__Job__
Among the lines of these entries, how many hold the word "should"? State only the number.

[Records from a collection]
=======
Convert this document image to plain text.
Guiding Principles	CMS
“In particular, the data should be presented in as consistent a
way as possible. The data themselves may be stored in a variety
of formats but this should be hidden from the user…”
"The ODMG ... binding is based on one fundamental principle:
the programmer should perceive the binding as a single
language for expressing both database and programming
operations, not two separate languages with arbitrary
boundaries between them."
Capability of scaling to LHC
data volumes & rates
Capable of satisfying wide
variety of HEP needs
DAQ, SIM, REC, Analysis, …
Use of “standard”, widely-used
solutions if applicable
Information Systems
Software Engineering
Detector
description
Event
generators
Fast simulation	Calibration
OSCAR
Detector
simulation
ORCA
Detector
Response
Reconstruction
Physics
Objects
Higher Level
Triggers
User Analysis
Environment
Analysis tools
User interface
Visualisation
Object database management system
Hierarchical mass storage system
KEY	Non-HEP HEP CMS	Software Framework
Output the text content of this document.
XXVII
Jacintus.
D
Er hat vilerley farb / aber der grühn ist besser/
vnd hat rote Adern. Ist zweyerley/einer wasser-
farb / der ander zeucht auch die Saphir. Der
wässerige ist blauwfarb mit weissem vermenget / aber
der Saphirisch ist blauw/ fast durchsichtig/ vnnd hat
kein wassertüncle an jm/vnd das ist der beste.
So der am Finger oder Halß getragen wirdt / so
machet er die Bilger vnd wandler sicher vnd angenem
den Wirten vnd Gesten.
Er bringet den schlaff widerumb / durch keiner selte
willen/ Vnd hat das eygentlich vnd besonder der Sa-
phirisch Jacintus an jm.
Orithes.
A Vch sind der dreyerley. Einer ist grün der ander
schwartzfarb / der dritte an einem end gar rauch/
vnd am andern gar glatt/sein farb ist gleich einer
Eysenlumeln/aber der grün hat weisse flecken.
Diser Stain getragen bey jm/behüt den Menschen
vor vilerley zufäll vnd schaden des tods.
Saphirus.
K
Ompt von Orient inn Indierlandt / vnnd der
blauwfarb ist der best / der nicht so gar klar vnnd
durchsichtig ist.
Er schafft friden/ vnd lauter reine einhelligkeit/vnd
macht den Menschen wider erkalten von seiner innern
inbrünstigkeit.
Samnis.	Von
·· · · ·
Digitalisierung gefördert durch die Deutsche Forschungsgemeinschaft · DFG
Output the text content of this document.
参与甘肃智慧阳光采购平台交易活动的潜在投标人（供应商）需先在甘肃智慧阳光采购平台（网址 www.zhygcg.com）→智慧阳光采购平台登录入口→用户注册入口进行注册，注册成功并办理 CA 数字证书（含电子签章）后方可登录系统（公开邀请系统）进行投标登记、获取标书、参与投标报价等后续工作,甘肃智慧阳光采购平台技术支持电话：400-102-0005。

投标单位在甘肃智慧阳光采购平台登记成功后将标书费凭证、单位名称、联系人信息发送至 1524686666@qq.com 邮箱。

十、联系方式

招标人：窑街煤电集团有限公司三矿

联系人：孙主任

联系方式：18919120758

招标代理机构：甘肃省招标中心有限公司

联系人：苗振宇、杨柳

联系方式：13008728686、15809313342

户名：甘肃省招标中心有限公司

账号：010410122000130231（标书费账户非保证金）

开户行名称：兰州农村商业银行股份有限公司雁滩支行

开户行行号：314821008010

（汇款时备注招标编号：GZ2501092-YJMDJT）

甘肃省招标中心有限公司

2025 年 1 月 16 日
=======
__Task answer__
3